● **AIM OF THE TASK**
Find the lines with "days" in them and copy them out.

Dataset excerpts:
□ □ □ □ □

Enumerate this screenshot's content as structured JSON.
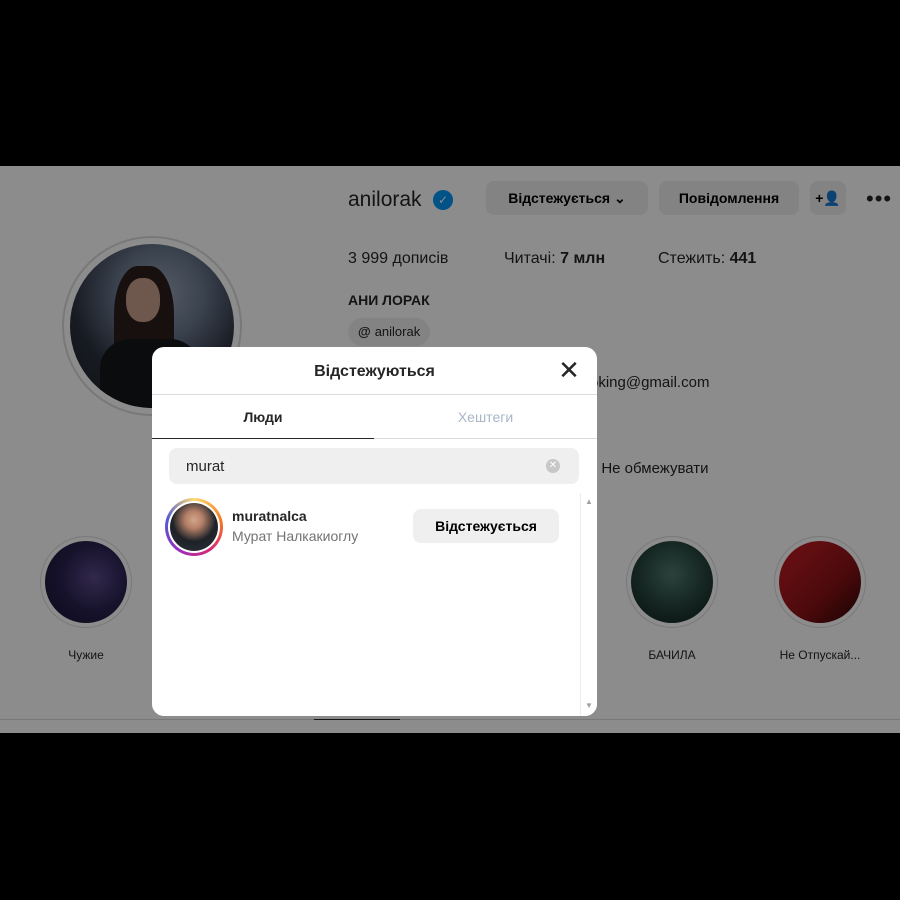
{
  "profile": {
    "username": "anilorak",
    "verified_icon": "verified-badge-icon",
    "following_button": "Відстежується",
    "message_button": "Повідомлення",
    "add_user_icon": "+👤",
    "more_icon": "•••",
    "stats": {
      "posts": "3 999 дописів",
      "followers_label": "Читачі:",
      "followers_value": "7 млн",
      "following_label": "Стежить:",
      "following_value": "441"
    },
    "full_name": "АНИ ЛОРАК",
    "threads_handle": "anilorak",
    "threads_icon": "@",
    "email_fragment": "oking@gmail.com",
    "bio_fragment": ". Не обмежувати"
  },
  "highlights": [
    {
      "label": "Чужие"
    },
    {
      "label": "БАЧИЛА"
    },
    {
      "label": "Не Отпускай..."
    }
  ],
  "modal": {
    "title": "Відстежуються",
    "close_icon": "✕",
    "tabs": [
      {
        "label": "Люди"
      },
      {
        "label": "Хештеги"
      }
    ],
    "search": {
      "value": "murat",
      "clear_icon": "✕"
    },
    "results": [
      {
        "username": "muratnalca",
        "full_name": "Мурат Налкакиоглу",
        "button": "Відстежується"
      }
    ],
    "scroll_up_icon": "▲",
    "scroll_down_icon": "▼"
  }
}
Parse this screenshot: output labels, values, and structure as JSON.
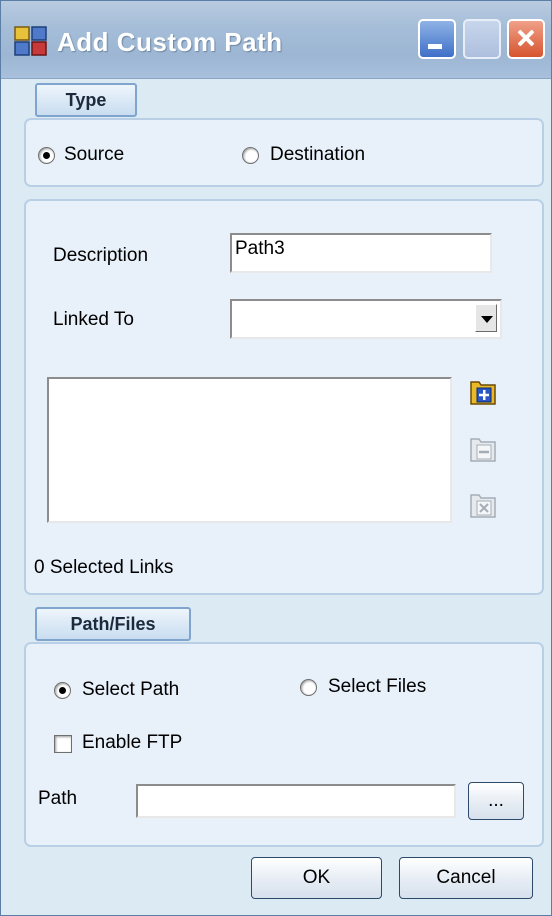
{
  "window": {
    "title": "Add Custom Path",
    "icon": "app-icon"
  },
  "title_buttons": [
    "minimize-icon",
    "maximize-icon",
    "close-icon"
  ],
  "type_section": {
    "tab_label": "Type",
    "options": [
      {
        "label": "Source",
        "checked": true
      },
      {
        "label": "Destination",
        "checked": false
      }
    ]
  },
  "details": {
    "description_label": "Description",
    "description_value": "Path3",
    "linked_to_label": "Linked To",
    "linked_to_value": "",
    "links_list_items": [],
    "selected_links_text": "0 Selected Links",
    "side_buttons": [
      "add-link-icon",
      "remove-link-icon",
      "clear-links-icon"
    ]
  },
  "path_files_section": {
    "tab_label": "Path/Files",
    "options": [
      {
        "label": "Select Path",
        "checked": true
      },
      {
        "label": "Select Files",
        "checked": false
      }
    ],
    "enable_ftp_label": "Enable FTP",
    "enable_ftp_checked": false,
    "path_label": "Path",
    "path_value": "",
    "browse_label": "..."
  },
  "buttons": {
    "ok": "OK",
    "cancel": "Cancel"
  },
  "colors": {
    "title_gradient": "#a5bdd8",
    "dialog_bg": "#dceaf4",
    "group_bg": "#e8f1fa",
    "close_red": "#d6542e"
  }
}
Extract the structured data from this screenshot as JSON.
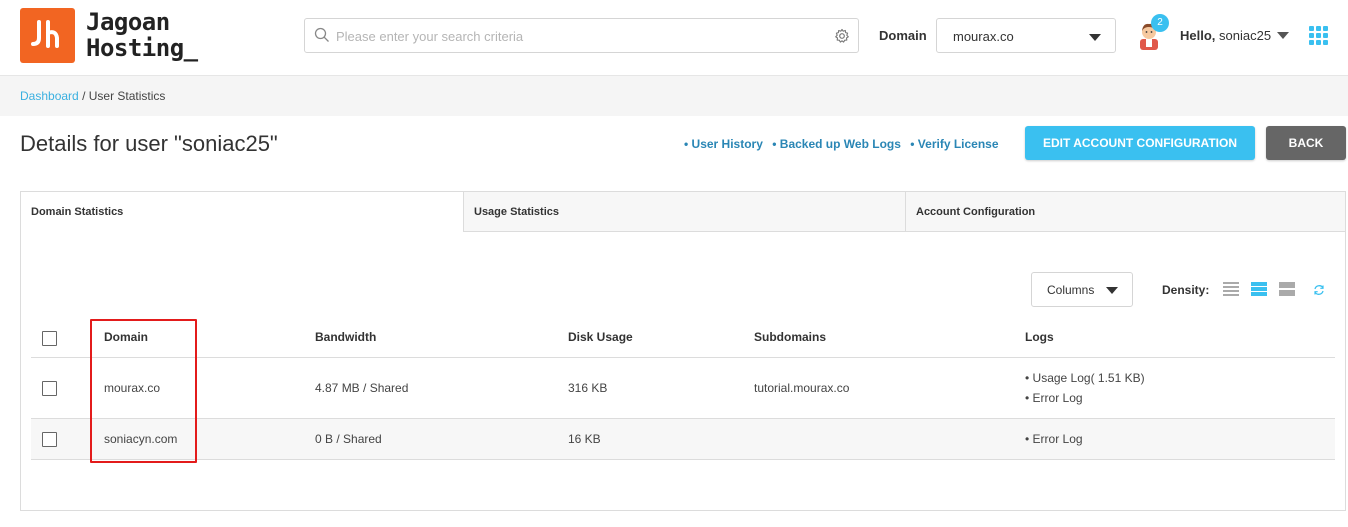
{
  "brand": {
    "line1": "Jagoan",
    "line2": "Hosting_",
    "logo_color": "#f26522"
  },
  "search": {
    "placeholder": "Please enter your search criteria",
    "value": ""
  },
  "domain_picker": {
    "label": "Domain",
    "selected": "mourax.co"
  },
  "user": {
    "notification_count": "2",
    "greeting": "Hello,",
    "username": "soniac25"
  },
  "breadcrumb": {
    "home": "Dashboard",
    "separator": "/",
    "current": "User Statistics"
  },
  "page": {
    "title": "Details for user \"soniac25\"",
    "links": [
      "• User History",
      "• Backed up Web Logs",
      "• Verify License"
    ],
    "edit_button": "EDIT ACCOUNT CONFIGURATION",
    "back_button": "BACK"
  },
  "tabs": [
    {
      "label": "Domain Statistics",
      "active": true
    },
    {
      "label": "Usage Statistics",
      "active": false
    },
    {
      "label": "Account Configuration",
      "active": false
    }
  ],
  "toolbar": {
    "columns_label": "Columns",
    "density_label": "Density:",
    "density_selected": "medium"
  },
  "table": {
    "headers": [
      "Domain",
      "Bandwidth",
      "Disk Usage",
      "Subdomains",
      "Logs"
    ],
    "rows": [
      {
        "domain": "mourax.co",
        "bandwidth": "4.87 MB / Shared",
        "disk": "316 KB",
        "subdomains": "tutorial.mourax.co",
        "logs": [
          "• Usage Log( 1.51 KB)",
          "• Error Log"
        ]
      },
      {
        "domain": "soniacyn.com",
        "bandwidth": "0 B / Shared",
        "disk": "16 KB",
        "subdomains": "",
        "logs": [
          "• Error Log"
        ]
      }
    ]
  },
  "colors": {
    "accent": "#3ac0f0",
    "link": "#2a86b5",
    "highlight": "#e31b1b",
    "back_button": "#666666"
  }
}
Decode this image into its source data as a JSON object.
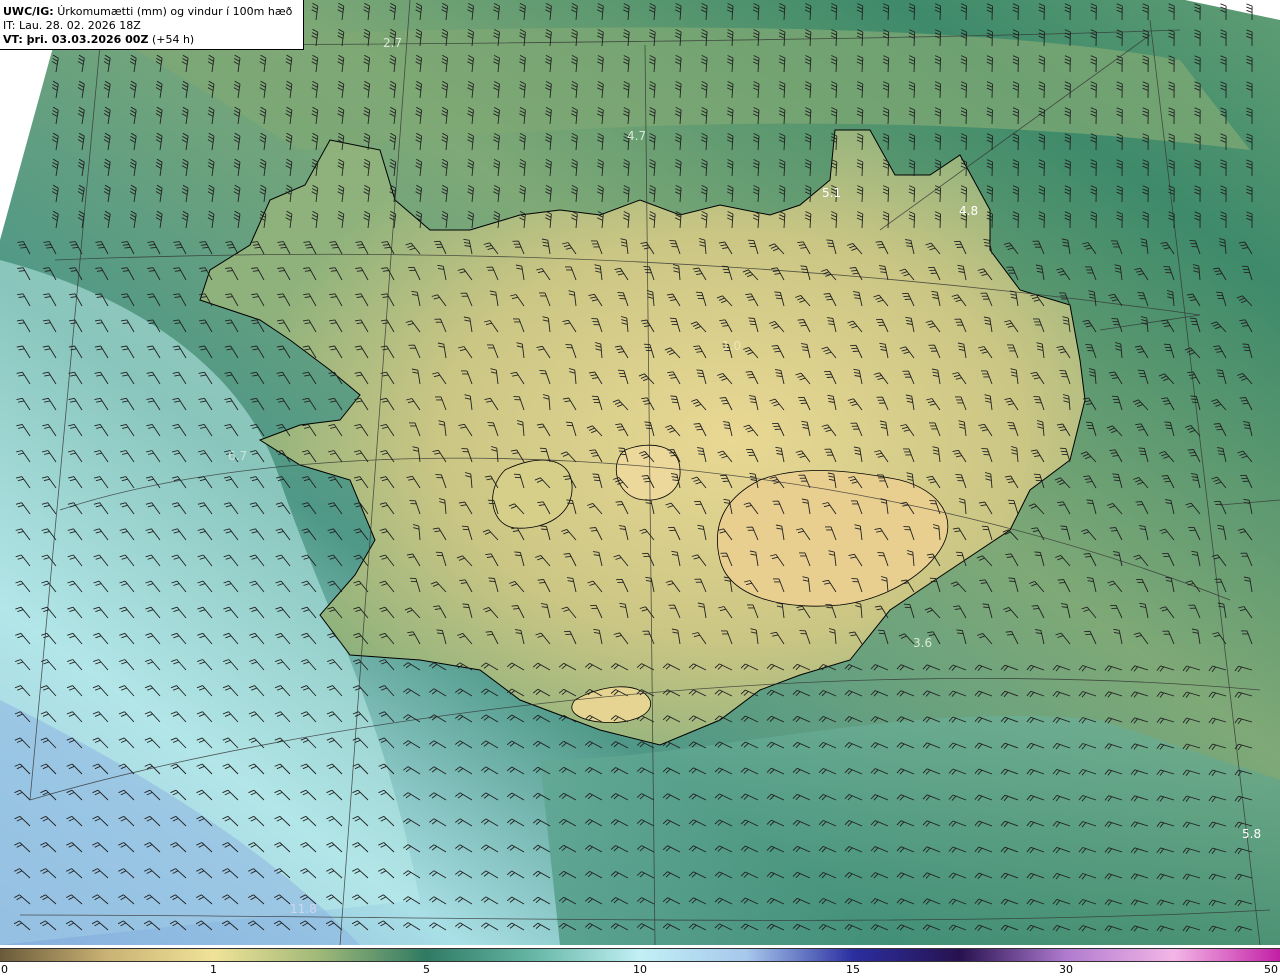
{
  "header": {
    "model": "UWC/IG:",
    "product": "Úrkomumætti (mm) og vindur í 100m hæð",
    "init_time": "IT: Lau. 28. 02. 2026 18Z",
    "valid_label": "VT: þri. 03.03.2026 00Z",
    "valid_offset": "(+54 h)"
  },
  "map_values": {
    "v1": "2.7",
    "v2": "4.7",
    "v3": "5.1",
    "v4": "4.8",
    "v5": "1.0",
    "v6": "6.7",
    "v7": "3.6",
    "v8": "5.8",
    "v9": "11.8"
  },
  "colorbar": {
    "ticks": [
      "0",
      "1",
      "5",
      "10",
      "15",
      "30",
      "50"
    ],
    "colors": [
      "#6b5a3a",
      "#c9b274",
      "#f0e397",
      "#9fb878",
      "#2f7a63",
      "#66b7a6",
      "#c2f0f5",
      "#a6c8ec",
      "#2b2ea0",
      "#27124f",
      "#b07bd0",
      "#f3b6e6",
      "#c21fa6"
    ]
  }
}
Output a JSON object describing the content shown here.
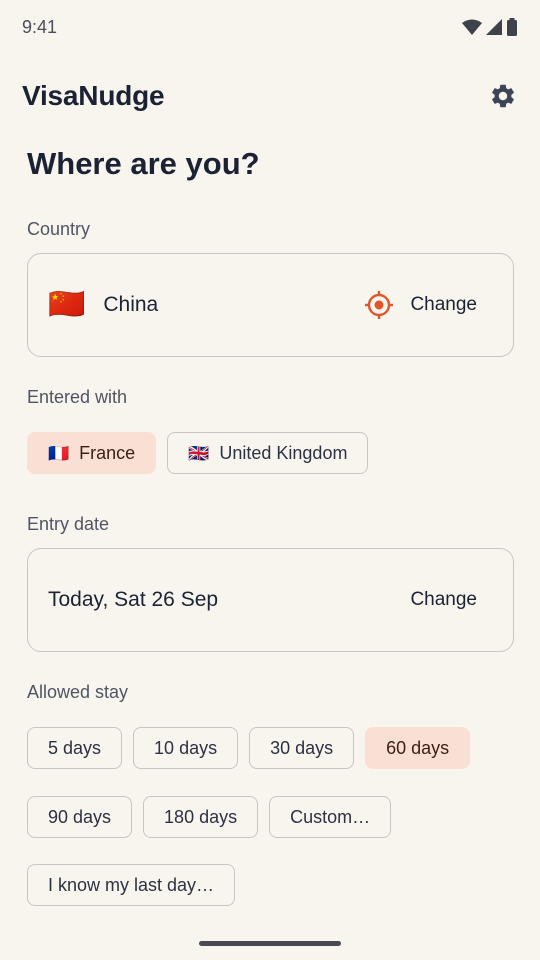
{
  "status_bar": {
    "time": "9:41"
  },
  "app_bar": {
    "title": "VisaNudge",
    "settings_icon": "gear-icon"
  },
  "heading": "Where are you?",
  "country": {
    "label": "Country",
    "flag": "🇨🇳",
    "value": "China",
    "change_label": "Change",
    "locate_icon": "location-target-icon",
    "accent_color": "#e0562b"
  },
  "entered_with": {
    "label": "Entered with",
    "options": [
      {
        "flag": "🇫🇷",
        "label": "France",
        "selected": true
      },
      {
        "flag": "🇬🇧",
        "label": "United Kingdom",
        "selected": false
      }
    ]
  },
  "entry_date": {
    "label": "Entry date",
    "value": "Today, Sat 26 Sep",
    "change_label": "Change"
  },
  "allowed_stay": {
    "label": "Allowed stay",
    "row1": [
      "5 days",
      "10 days",
      "30 days",
      "60 days"
    ],
    "row2": [
      "90 days",
      "180 days",
      "Custom…"
    ],
    "row3": [
      "I know my last day…"
    ],
    "selected": "60 days"
  },
  "colors": {
    "background": "#f8f5ef",
    "chip_selected": "#fadfd5",
    "border": "#c9c6c1",
    "text_primary": "#1b2233"
  }
}
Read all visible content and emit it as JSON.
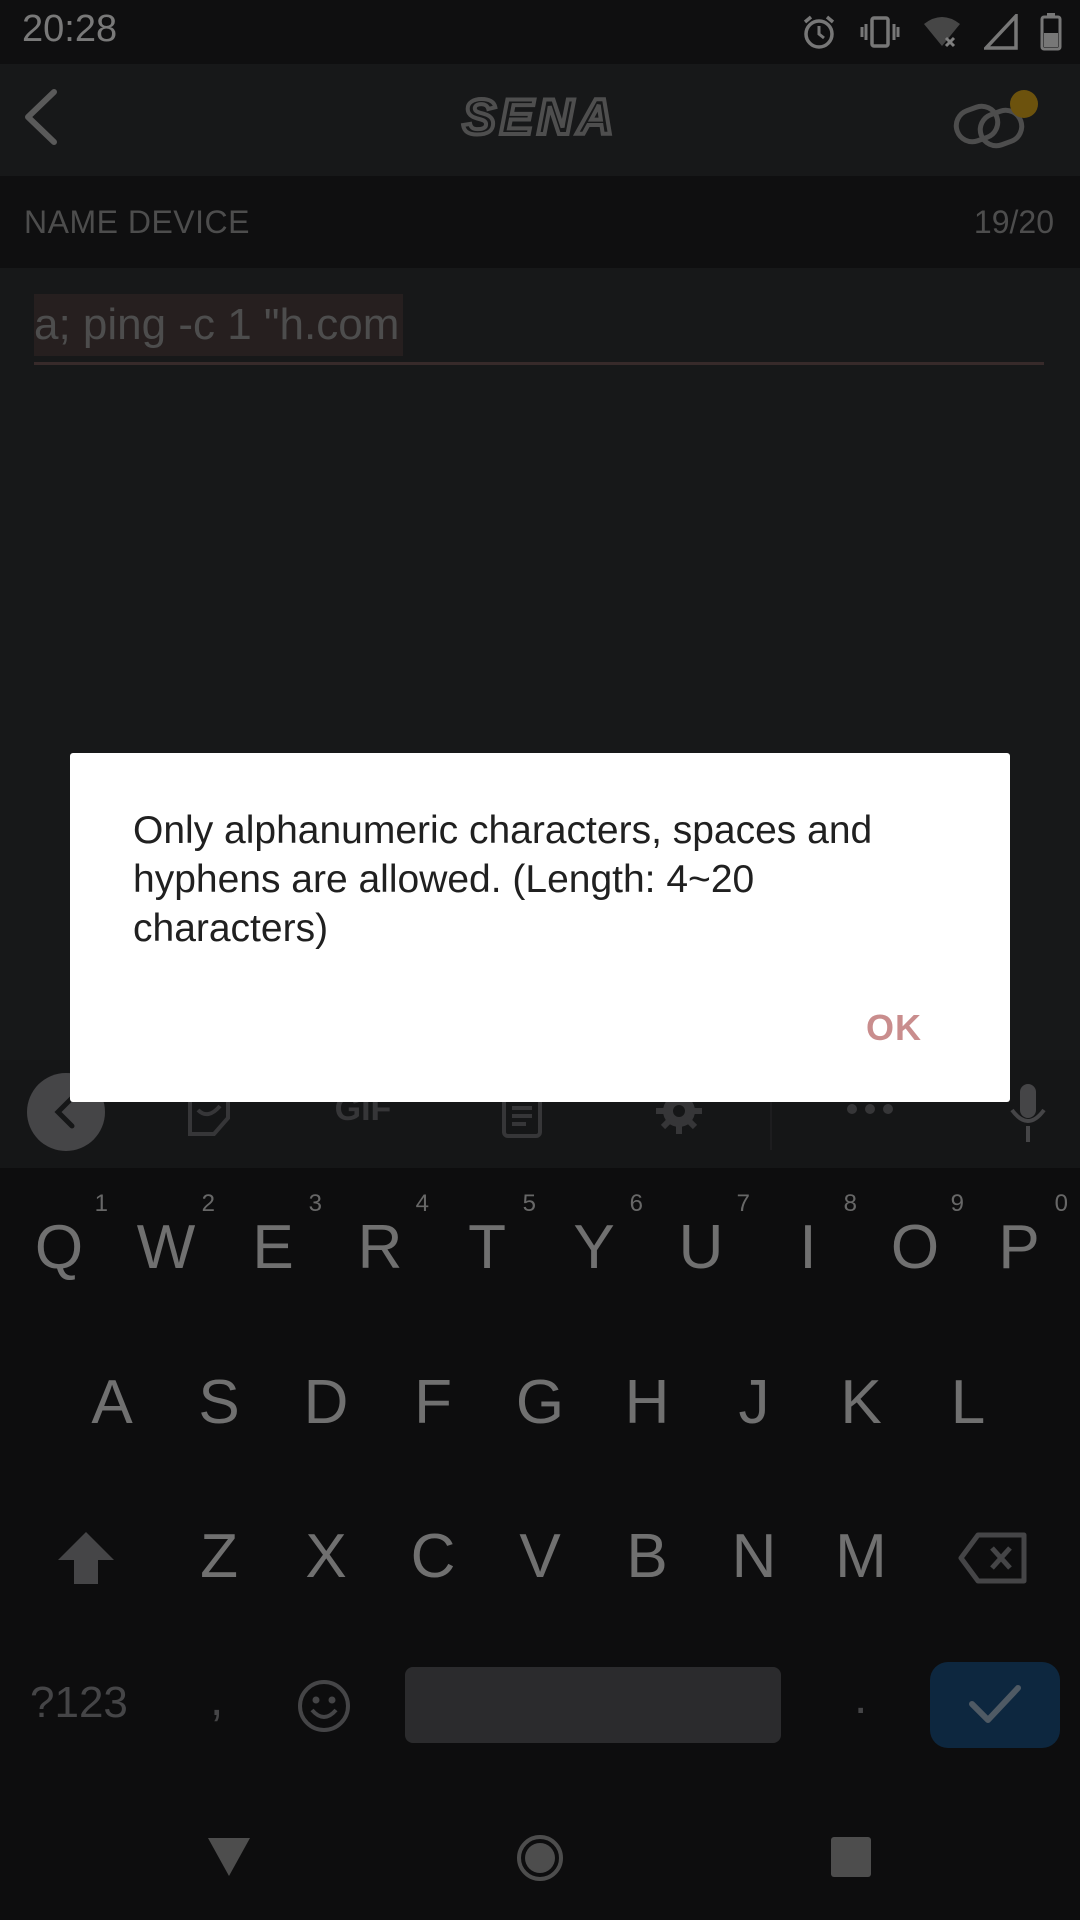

□ □ □ □ □

● **SOLUTION TO THE PROBLEM**
      "5 days",
      "10 days",
      "30 days",
      "60 days"
      "90 days",
      "180 days",
    "selected": "60 days"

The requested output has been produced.